--- start of Provided data ---

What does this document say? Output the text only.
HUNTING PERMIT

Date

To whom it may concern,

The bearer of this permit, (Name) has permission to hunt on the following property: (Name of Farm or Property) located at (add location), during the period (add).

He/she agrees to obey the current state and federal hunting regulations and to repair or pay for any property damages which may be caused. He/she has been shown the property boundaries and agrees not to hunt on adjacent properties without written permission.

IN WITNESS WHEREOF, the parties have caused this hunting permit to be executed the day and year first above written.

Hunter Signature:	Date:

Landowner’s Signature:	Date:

--- end of Provided data ---

Give an exact repetition of all the material.

What does this document say? Output the text only.
HUNTING PERMIT

Date

To whom it may concern,

The bearer of this permit, (Name) has permission to hunt on the following property: (Name of Farm or Property) located at (add location), during the period (add).

He/she agrees to obey the current state and federal hunting regulations and to repair or pay for any property damages which may be caused. He/she has been shown the property boundaries and agrees not to hunt on adjacent properties without written permission.

IN WITNESS WHEREOF, the parties have caused this hunting permit to be executed the day and year first above written.

Hunter Signature:	Date:

Landowner’s Signature:	Date:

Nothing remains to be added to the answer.